The request: Whenever a line contains the string "模式成本低", copy it out of the entries.

Information supplied:
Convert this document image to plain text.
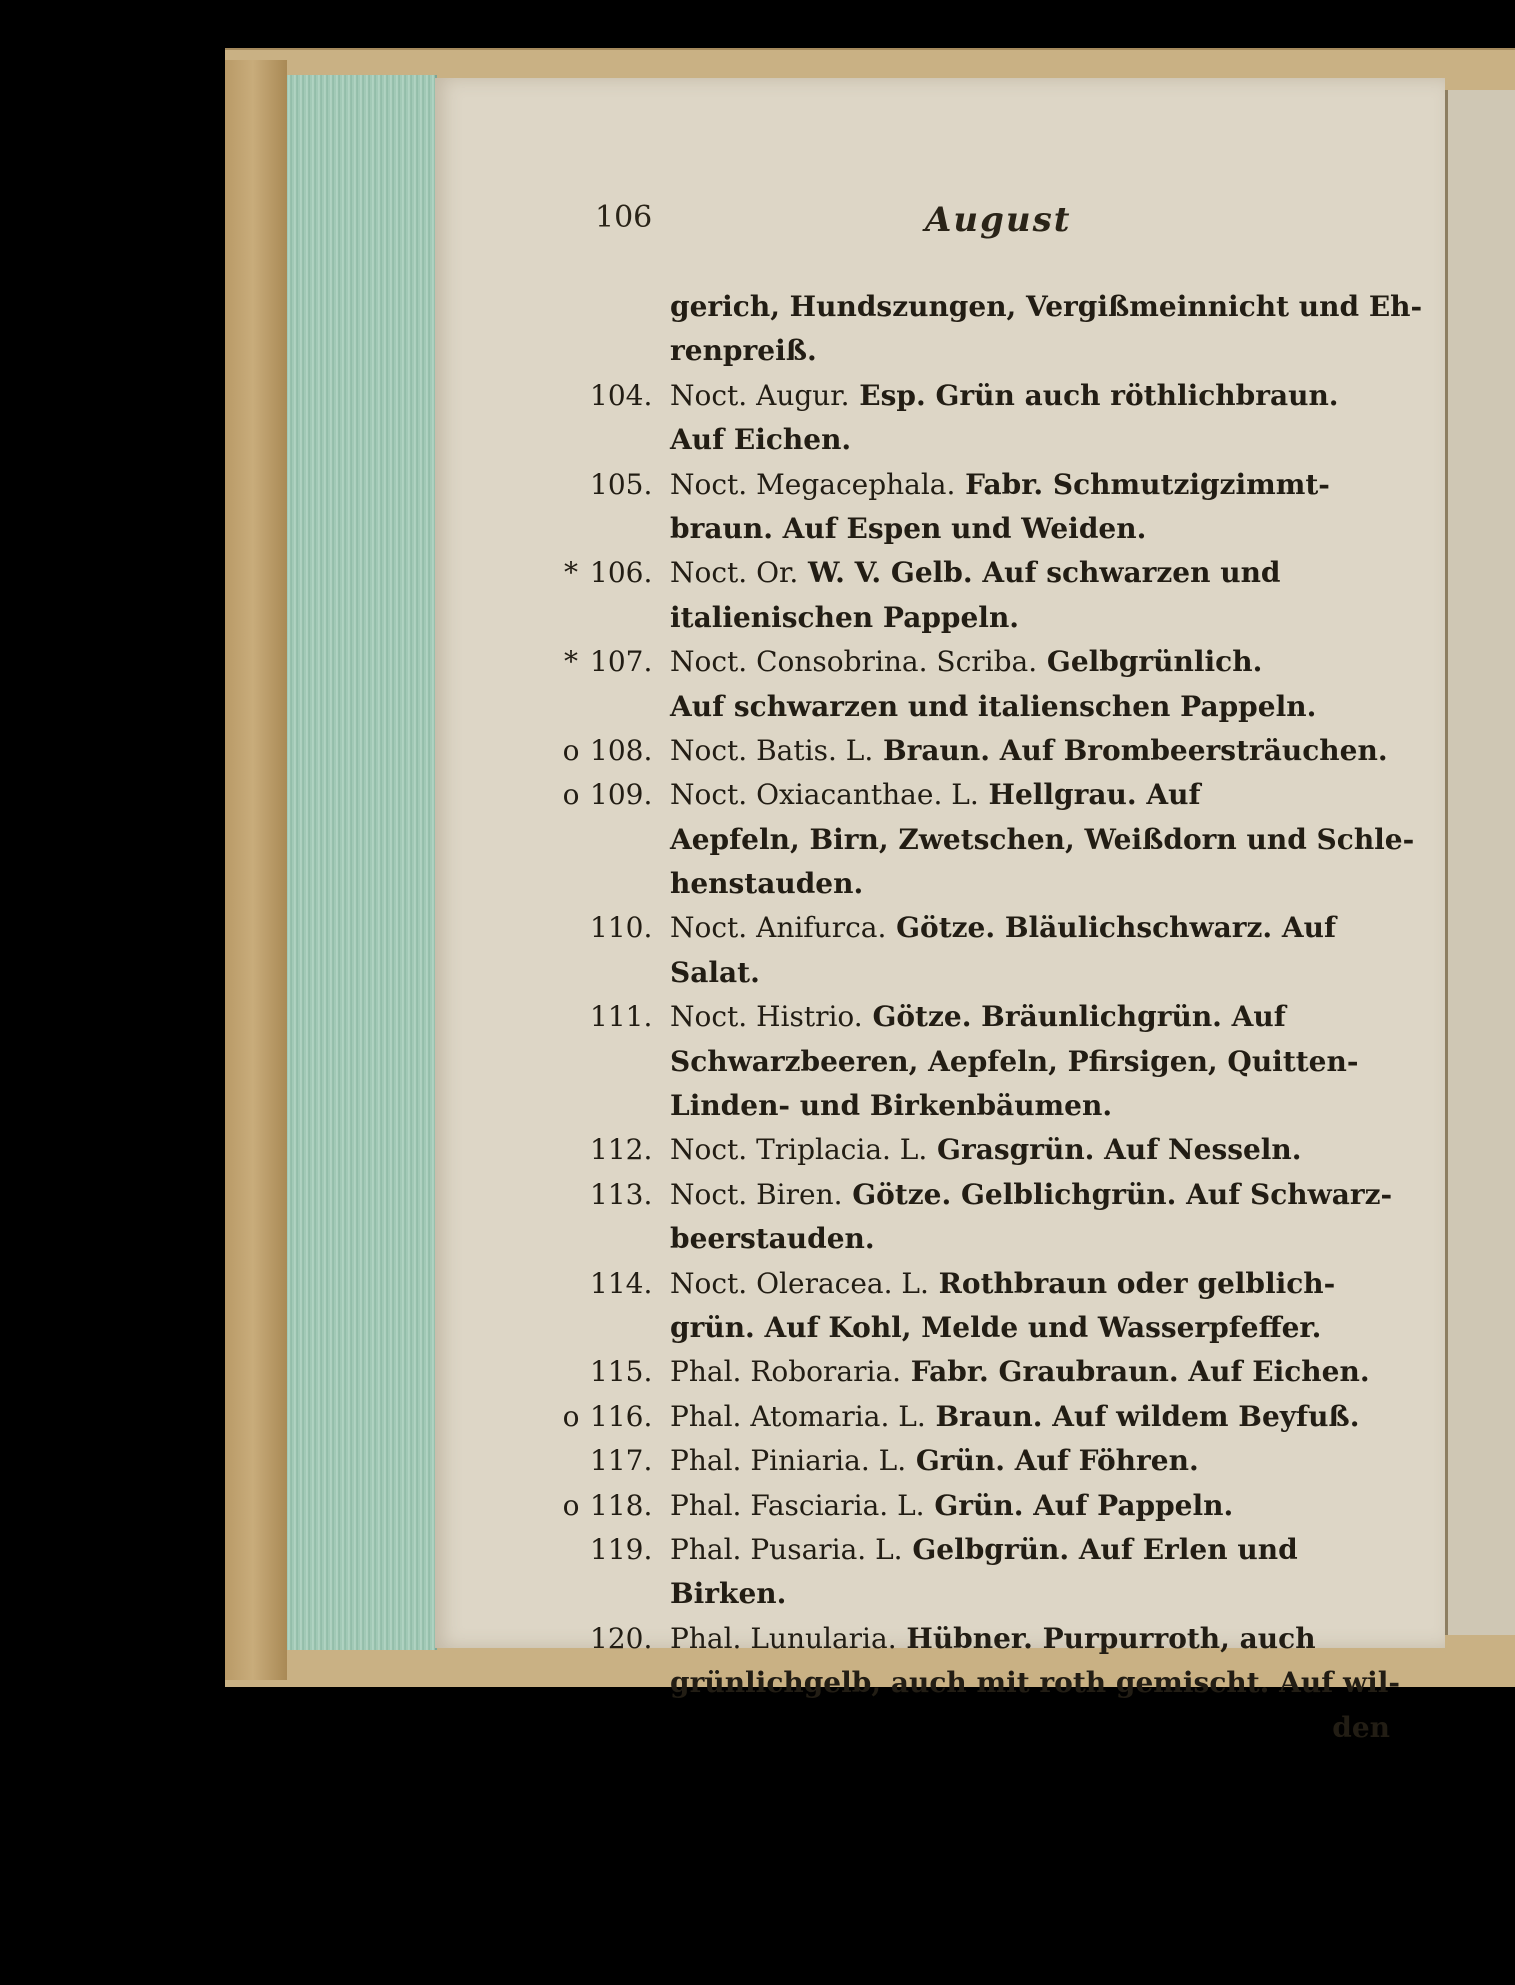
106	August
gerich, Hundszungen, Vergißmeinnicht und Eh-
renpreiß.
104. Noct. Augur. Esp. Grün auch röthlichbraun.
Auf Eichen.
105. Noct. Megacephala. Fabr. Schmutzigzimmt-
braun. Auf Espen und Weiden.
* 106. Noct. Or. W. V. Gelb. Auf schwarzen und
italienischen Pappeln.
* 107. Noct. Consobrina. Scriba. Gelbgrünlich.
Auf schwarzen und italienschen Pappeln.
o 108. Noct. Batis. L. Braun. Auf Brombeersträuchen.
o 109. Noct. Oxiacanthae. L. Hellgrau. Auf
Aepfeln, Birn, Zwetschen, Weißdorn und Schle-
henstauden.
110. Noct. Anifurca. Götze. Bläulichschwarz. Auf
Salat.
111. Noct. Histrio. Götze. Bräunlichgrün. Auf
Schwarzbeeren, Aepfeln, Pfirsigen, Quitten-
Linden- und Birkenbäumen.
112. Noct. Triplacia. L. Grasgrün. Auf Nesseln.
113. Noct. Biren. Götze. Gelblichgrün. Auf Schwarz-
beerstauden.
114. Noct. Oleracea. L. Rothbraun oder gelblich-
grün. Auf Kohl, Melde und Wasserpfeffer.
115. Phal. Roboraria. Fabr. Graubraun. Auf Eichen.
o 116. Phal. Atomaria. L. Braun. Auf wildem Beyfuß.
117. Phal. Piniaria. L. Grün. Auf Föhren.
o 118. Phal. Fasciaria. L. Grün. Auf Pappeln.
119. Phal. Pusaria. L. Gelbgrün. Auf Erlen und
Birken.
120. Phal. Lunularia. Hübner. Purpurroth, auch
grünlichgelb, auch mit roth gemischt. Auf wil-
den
==
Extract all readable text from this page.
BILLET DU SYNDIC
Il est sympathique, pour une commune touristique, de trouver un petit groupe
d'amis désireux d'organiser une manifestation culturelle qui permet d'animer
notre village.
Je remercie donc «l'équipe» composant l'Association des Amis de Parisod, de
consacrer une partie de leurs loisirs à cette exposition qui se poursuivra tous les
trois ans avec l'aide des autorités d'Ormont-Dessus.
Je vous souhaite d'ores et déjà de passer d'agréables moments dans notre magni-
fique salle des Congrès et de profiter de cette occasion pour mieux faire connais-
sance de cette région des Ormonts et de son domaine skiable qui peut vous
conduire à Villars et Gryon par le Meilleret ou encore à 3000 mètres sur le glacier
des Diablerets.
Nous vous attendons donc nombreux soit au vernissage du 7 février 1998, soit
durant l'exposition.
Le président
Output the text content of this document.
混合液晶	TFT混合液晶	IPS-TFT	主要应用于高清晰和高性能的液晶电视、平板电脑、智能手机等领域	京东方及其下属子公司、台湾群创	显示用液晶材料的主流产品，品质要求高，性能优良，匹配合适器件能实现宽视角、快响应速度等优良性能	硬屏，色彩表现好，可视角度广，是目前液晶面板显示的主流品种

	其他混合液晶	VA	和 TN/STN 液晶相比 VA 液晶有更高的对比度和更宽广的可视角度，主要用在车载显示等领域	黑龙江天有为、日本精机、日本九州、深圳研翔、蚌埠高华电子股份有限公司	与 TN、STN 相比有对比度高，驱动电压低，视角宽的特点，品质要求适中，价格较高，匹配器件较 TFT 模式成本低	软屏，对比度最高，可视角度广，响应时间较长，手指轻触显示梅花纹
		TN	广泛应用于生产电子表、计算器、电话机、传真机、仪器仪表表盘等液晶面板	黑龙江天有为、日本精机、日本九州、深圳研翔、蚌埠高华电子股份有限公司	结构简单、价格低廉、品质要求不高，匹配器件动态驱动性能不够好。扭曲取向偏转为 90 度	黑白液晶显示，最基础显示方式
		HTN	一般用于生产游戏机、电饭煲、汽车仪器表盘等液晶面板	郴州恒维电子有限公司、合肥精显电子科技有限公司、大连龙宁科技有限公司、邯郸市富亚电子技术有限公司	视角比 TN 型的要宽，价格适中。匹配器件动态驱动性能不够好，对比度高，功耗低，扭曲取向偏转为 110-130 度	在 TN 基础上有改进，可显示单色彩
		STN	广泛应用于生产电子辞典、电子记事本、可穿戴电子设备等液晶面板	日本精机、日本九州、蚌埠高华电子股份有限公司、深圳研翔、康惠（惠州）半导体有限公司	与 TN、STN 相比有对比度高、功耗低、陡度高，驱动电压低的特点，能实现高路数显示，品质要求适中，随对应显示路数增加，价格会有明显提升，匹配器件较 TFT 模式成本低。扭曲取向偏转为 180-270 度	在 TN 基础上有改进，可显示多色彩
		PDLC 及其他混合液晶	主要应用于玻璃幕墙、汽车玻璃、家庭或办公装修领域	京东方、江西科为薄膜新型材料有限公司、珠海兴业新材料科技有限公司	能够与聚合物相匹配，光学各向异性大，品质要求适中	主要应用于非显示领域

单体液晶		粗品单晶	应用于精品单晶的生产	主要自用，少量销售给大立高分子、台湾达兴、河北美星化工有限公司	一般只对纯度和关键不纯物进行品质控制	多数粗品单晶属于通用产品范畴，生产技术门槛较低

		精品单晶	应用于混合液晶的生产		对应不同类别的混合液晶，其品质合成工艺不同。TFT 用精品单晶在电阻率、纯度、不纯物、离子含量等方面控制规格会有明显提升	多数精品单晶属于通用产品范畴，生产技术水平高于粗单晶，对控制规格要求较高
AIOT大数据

Answer to the exercise:
	其他混合液晶	VA	和 TN/STN 液晶相比 VA 液晶有更高的对比度和更宽广的可视角度，主要用在车载显示等领域	黑龙江天有为、日本精机、日本九州、深圳研翔、蚌埠高华电子股份有限公司	与 TN、STN 相比有对比度高，驱动电压低，视角宽的特点，品质要求适中，价格较高，匹配器件较 TFT 模式成本低	软屏，对比度最高，可视角度广，响应时间较长，手指轻触显示梅花纹
		STN	广泛应用于生产电子辞典、电子记事本、可穿戴电子设备等液晶面板	日本精机、日本九州、蚌埠高华电子股份有限公司、深圳研翔、康惠（惠州）半导体有限公司	与 TN、STN 相比有对比度高、功耗低、陡度高，驱动电压低的特点，能实现高路数显示，品质要求适中，随对应显示路数增加，价格会有明显提升，匹配器件较 TFT 模式成本低。扭曲取向偏转为 180-270 度	在 TN 基础上有改进，可显示多色彩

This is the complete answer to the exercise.